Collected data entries
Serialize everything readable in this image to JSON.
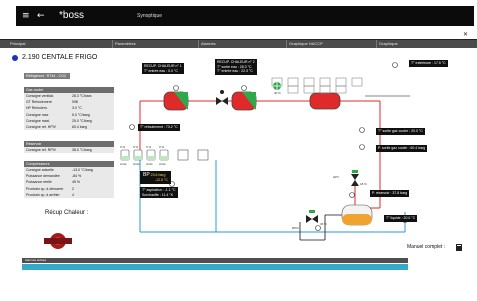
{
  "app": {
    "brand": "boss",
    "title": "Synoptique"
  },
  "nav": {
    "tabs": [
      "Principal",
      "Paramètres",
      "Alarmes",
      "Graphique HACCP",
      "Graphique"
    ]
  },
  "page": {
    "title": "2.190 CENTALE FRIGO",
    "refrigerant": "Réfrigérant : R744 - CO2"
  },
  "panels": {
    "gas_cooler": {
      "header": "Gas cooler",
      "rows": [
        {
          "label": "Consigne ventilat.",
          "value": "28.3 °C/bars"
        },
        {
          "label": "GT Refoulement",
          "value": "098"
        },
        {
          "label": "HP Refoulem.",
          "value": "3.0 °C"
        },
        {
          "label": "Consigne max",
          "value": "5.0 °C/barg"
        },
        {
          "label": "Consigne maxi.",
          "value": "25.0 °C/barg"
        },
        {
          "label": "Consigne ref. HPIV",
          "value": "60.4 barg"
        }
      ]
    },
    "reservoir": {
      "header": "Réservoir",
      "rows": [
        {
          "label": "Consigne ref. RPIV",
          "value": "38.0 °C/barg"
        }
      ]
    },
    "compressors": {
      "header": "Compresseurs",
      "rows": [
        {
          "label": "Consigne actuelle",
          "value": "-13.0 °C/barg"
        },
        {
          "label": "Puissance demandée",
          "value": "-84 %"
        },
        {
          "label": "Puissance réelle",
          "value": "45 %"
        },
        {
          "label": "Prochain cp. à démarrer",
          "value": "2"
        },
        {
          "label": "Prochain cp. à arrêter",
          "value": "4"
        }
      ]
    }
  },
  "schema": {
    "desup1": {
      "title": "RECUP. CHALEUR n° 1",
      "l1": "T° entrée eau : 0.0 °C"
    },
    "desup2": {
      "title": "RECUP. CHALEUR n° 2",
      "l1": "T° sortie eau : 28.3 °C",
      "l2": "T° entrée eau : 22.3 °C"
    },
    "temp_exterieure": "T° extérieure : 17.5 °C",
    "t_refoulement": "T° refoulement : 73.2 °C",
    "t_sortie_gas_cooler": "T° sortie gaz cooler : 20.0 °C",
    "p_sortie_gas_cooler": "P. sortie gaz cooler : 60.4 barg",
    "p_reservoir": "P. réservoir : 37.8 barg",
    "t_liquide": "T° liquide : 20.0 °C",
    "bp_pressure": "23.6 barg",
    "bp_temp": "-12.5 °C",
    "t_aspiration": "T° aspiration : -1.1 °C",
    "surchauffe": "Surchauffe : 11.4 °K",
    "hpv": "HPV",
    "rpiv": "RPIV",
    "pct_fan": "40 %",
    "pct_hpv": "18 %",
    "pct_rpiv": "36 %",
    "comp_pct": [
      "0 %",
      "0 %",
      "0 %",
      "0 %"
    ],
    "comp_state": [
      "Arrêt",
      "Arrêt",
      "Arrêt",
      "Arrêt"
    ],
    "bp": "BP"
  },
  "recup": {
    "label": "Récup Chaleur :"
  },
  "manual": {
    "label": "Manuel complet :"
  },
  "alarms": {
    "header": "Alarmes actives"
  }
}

-- Given exercise --
Copy the entries exactly. Leave out the images.

-- Exercise response --
Serialize everything readable in this image to JSON.
{
  "app": {
    "brand": "boss",
    "title": "Synoptique"
  },
  "nav": {
    "tabs": [
      "Principal",
      "Paramètres",
      "Alarmes",
      "Graphique HACCP",
      "Graphique"
    ]
  },
  "page": {
    "title": "2.190 CENTALE FRIGO",
    "refrigerant": "Réfrigérant : R744 - CO2"
  },
  "panels": {
    "gas_cooler": {
      "header": "Gas cooler",
      "rows": [
        {
          "label": "Consigne ventilat.",
          "value": "28.3 °C/bars"
        },
        {
          "label": "GT Refoulement",
          "value": "098"
        },
        {
          "label": "HP Refoulem.",
          "value": "3.0 °C"
        },
        {
          "label": "Consigne max",
          "value": "5.0 °C/barg"
        },
        {
          "label": "Consigne maxi.",
          "value": "25.0 °C/barg"
        },
        {
          "label": "Consigne ref. HPIV",
          "value": "60.4 barg"
        }
      ]
    },
    "reservoir": {
      "header": "Réservoir",
      "rows": [
        {
          "label": "Consigne ref. RPIV",
          "value": "38.0 °C/barg"
        }
      ]
    },
    "compressors": {
      "header": "Compresseurs",
      "rows": [
        {
          "label": "Consigne actuelle",
          "value": "-13.0 °C/barg"
        },
        {
          "label": "Puissance demandée",
          "value": "-84 %"
        },
        {
          "label": "Puissance réelle",
          "value": "45 %"
        },
        {
          "label": "Prochain cp. à démarrer",
          "value": "2"
        },
        {
          "label": "Prochain cp. à arrêter",
          "value": "4"
        }
      ]
    }
  },
  "schema": {
    "desup1": {
      "title": "RECUP. CHALEUR n° 1",
      "l1": "T° entrée eau : 0.0 °C"
    },
    "desup2": {
      "title": "RECUP. CHALEUR n° 2",
      "l1": "T° sortie eau : 28.3 °C",
      "l2": "T° entrée eau : 22.3 °C"
    },
    "temp_exterieure": "T° extérieure : 17.5 °C",
    "t_refoulement": "T° refoulement : 73.2 °C",
    "t_sortie_gas_cooler": "T° sortie gaz cooler : 20.0 °C",
    "p_sortie_gas_cooler": "P. sortie gaz cooler : 60.4 barg",
    "p_reservoir": "P. réservoir : 37.8 barg",
    "t_liquide": "T° liquide : 20.0 °C",
    "bp_pressure": "23.6 barg",
    "bp_temp": "-12.5 °C",
    "t_aspiration": "T° aspiration : -1.1 °C",
    "surchauffe": "Surchauffe : 11.4 °K",
    "hpv": "HPV",
    "rpiv": "RPIV",
    "pct_fan": "40 %",
    "pct_hpv": "18 %",
    "pct_rpiv": "36 %",
    "comp_pct": [
      "0 %",
      "0 %",
      "0 %",
      "0 %"
    ],
    "comp_state": [
      "Arrêt",
      "Arrêt",
      "Arrêt",
      "Arrêt"
    ],
    "bp": "BP"
  },
  "recup": {
    "label": "Récup Chaleur :"
  },
  "manual": {
    "label": "Manuel complet :"
  },
  "alarms": {
    "header": "Alarmes actives"
  }
}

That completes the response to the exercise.